> _Data records_

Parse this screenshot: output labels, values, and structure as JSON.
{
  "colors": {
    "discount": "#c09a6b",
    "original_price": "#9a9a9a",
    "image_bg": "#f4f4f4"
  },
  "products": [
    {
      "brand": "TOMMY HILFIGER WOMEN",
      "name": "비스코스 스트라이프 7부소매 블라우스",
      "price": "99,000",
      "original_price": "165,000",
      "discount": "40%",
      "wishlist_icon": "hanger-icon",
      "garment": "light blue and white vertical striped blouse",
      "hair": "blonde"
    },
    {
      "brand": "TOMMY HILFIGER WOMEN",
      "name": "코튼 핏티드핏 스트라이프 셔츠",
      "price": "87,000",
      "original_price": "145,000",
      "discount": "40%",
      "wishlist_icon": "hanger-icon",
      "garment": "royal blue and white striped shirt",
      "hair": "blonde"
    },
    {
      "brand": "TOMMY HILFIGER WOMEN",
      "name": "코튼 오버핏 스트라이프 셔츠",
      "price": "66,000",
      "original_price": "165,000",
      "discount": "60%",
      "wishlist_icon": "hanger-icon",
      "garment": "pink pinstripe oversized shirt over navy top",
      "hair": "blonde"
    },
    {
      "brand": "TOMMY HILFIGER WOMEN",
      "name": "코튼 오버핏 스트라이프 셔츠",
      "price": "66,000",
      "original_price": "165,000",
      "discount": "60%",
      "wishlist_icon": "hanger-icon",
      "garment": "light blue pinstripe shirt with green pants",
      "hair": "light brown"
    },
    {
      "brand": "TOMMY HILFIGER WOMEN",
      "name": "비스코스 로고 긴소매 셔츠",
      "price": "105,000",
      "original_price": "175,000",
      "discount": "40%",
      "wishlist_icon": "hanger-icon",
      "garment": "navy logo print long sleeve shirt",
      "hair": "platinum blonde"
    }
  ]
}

> _Goal of the exercise_
Isolate the lines that hold the word "navy" and copy all of them.

> _Worked answer_
      "garment": "pink pinstripe oversized shirt over navy top",
      "garment": "navy logo print long sleeve shirt",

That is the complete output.